▶ **Aim of the exercise**: Check each line of the listing for the string "címe", then state how many lines have it. Only the number is wanted.

▶ **Stored data**:
■ ■ ■ ■ ■
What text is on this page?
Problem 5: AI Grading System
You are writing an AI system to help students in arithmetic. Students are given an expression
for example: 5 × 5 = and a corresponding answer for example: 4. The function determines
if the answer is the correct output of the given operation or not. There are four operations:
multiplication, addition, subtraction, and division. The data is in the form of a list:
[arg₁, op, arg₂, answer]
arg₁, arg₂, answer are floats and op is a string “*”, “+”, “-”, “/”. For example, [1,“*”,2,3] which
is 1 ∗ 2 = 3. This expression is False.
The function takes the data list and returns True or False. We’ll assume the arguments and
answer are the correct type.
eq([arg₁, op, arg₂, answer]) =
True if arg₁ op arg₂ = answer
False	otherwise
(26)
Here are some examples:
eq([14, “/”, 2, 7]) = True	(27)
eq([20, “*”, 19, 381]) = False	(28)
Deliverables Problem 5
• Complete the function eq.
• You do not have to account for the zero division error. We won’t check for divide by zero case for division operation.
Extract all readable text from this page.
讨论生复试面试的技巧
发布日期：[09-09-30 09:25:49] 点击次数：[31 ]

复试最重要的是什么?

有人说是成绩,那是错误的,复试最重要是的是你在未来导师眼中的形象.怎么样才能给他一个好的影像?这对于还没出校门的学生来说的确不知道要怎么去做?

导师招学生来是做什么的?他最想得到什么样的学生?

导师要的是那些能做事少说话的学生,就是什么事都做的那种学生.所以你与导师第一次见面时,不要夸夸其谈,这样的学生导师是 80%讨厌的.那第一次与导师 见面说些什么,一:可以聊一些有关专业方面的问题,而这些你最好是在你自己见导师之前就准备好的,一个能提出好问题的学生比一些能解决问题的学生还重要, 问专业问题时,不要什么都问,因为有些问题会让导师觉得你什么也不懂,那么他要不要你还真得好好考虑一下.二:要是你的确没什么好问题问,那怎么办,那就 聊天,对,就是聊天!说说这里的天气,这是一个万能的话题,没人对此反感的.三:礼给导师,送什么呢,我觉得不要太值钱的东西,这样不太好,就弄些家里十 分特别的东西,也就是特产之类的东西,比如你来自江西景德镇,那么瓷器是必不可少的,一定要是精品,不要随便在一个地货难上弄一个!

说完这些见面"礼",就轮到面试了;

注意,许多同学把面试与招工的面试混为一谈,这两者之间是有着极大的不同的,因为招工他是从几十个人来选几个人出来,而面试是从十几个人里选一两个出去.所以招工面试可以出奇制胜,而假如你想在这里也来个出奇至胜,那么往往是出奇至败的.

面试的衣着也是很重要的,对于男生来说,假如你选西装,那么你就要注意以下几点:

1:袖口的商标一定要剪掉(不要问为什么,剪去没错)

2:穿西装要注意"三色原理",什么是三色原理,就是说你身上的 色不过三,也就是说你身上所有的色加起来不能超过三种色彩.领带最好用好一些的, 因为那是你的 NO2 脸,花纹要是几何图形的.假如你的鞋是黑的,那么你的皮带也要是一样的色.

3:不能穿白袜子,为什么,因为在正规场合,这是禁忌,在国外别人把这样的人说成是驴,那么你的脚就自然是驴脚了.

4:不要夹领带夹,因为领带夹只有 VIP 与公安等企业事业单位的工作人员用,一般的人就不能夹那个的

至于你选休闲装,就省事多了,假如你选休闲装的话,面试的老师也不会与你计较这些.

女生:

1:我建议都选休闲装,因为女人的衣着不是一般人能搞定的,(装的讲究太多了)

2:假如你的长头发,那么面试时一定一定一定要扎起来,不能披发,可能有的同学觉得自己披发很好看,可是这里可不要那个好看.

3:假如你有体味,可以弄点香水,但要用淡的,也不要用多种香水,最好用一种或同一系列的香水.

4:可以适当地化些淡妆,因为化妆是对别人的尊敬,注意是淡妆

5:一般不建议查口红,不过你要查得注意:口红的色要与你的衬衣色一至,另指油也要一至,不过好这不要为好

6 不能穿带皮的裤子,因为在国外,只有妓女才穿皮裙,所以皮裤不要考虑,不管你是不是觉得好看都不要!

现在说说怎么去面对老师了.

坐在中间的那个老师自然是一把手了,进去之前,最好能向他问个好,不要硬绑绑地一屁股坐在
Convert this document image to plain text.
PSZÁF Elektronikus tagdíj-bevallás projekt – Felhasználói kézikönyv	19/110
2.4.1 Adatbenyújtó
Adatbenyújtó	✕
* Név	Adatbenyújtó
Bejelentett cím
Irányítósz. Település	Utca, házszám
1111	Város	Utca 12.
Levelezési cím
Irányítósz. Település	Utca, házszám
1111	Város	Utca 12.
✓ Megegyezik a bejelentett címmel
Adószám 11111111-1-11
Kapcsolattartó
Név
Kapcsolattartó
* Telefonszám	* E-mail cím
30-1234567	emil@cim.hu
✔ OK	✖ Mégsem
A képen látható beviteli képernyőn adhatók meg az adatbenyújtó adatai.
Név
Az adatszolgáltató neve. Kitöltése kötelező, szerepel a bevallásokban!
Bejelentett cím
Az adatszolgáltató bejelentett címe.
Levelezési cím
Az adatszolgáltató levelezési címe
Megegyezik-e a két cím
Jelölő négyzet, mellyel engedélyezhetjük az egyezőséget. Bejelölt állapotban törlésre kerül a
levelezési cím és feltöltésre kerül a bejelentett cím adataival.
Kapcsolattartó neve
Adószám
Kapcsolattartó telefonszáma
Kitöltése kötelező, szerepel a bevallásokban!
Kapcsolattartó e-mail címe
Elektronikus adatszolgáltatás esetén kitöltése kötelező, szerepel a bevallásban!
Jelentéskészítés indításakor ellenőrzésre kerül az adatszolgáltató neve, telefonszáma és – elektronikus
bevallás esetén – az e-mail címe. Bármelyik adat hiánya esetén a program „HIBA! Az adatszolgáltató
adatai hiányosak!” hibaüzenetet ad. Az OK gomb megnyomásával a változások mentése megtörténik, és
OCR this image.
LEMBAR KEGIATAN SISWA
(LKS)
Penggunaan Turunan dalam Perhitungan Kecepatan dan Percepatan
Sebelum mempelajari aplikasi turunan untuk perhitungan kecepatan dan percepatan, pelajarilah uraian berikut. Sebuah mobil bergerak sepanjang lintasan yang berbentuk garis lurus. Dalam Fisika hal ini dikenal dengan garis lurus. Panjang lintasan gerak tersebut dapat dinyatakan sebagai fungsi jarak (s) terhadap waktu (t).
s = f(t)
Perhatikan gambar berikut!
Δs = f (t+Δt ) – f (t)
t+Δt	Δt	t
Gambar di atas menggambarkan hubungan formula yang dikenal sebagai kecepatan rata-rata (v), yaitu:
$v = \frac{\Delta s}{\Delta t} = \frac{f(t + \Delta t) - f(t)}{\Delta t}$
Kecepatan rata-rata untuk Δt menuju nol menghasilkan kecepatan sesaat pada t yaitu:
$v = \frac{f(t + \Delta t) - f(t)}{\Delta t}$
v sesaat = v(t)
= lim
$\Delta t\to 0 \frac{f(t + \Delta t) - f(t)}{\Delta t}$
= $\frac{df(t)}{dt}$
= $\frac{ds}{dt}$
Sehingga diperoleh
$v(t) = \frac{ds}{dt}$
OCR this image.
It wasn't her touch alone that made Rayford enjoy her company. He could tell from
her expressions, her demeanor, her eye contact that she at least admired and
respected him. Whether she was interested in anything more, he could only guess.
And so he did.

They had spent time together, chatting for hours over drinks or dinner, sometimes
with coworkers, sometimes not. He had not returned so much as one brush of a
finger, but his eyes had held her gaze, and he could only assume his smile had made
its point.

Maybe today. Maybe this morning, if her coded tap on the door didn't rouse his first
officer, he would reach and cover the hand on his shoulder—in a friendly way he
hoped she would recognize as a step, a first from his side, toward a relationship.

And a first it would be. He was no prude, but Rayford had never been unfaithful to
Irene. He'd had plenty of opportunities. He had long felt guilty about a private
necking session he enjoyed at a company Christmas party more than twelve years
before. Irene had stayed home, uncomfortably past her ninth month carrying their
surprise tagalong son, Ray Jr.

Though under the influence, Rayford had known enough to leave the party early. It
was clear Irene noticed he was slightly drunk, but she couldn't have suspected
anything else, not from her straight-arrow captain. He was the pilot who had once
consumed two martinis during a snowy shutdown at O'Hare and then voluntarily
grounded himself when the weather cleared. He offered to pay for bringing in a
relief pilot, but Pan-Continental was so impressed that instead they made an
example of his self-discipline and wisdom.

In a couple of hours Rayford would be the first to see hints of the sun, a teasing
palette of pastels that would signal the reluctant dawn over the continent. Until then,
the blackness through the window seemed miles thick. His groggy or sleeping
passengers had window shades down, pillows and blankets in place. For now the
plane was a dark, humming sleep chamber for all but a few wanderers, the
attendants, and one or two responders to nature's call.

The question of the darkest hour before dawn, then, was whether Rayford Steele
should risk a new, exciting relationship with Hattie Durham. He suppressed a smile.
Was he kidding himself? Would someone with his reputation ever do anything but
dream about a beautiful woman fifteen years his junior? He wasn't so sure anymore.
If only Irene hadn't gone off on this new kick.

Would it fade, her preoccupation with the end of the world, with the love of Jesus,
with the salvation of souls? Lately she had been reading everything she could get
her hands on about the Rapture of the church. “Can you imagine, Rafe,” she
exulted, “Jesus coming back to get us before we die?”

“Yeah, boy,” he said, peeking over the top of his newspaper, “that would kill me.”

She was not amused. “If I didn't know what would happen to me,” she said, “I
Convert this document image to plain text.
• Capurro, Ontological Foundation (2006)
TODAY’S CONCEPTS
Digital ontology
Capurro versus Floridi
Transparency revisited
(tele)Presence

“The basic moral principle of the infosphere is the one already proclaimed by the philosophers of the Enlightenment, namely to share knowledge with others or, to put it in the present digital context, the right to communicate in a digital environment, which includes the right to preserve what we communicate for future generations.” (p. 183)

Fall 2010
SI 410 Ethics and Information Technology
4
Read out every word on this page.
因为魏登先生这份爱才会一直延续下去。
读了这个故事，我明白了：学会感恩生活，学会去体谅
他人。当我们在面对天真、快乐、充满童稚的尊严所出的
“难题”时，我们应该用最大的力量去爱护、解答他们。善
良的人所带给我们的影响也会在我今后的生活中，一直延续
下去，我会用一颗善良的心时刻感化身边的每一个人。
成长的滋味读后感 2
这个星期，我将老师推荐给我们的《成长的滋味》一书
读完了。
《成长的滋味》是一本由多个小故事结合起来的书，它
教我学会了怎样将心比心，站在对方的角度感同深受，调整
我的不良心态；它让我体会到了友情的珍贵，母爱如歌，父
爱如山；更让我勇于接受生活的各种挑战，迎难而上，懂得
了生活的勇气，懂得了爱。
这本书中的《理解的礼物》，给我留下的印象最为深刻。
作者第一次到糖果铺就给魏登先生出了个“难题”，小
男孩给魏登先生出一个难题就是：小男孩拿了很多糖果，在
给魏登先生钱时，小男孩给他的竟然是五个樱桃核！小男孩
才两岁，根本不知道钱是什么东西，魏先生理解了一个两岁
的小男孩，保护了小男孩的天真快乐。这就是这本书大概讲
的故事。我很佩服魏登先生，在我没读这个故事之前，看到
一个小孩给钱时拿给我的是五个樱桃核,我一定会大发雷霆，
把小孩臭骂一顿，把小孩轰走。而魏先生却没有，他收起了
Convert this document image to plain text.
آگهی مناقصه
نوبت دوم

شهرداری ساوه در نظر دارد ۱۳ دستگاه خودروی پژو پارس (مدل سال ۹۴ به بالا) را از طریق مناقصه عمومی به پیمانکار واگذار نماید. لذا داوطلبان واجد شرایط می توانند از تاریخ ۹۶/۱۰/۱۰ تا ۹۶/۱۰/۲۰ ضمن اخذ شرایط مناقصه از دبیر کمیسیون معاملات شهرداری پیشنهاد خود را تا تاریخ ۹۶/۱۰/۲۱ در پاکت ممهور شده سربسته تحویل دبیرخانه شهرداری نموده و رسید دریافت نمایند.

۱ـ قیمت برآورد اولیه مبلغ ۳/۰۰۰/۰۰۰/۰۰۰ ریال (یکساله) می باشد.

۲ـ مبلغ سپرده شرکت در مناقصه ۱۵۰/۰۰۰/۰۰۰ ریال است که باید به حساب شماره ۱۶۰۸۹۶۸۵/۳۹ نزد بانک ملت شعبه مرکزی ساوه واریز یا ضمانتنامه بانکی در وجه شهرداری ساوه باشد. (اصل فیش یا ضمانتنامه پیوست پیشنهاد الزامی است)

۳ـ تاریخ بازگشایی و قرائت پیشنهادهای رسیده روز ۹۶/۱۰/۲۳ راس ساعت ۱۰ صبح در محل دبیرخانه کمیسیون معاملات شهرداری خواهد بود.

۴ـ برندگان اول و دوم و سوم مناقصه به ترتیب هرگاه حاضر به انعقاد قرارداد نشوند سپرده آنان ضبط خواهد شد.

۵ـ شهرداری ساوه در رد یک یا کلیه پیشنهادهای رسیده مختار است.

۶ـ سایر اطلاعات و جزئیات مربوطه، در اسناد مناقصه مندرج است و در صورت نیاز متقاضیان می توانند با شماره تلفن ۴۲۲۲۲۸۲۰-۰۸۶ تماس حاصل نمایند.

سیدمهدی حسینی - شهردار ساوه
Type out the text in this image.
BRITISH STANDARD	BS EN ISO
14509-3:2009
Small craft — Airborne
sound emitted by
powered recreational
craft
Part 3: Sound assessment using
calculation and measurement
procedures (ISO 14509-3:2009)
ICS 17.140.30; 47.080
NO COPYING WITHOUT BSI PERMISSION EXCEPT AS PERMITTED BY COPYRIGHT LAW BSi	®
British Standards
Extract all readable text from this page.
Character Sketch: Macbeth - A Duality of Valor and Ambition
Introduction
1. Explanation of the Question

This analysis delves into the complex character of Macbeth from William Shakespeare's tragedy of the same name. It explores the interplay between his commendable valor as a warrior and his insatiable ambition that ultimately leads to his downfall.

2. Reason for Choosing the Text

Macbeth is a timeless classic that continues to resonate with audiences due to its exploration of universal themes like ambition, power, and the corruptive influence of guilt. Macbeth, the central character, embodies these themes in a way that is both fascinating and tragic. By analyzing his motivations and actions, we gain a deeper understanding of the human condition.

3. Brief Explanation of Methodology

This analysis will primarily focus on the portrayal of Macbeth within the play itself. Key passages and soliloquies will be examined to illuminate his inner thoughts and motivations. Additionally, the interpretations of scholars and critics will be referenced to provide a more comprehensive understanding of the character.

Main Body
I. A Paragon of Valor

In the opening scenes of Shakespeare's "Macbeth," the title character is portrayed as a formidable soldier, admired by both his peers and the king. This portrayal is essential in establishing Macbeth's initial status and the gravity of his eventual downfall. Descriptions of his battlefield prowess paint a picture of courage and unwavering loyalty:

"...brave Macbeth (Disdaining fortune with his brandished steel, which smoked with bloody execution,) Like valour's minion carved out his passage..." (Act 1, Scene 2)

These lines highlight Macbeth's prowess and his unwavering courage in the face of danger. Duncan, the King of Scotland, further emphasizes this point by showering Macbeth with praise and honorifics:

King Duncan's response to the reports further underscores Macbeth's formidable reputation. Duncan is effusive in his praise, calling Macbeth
■ ■ ■ ■ ■
▶ **Answer to this task**: 4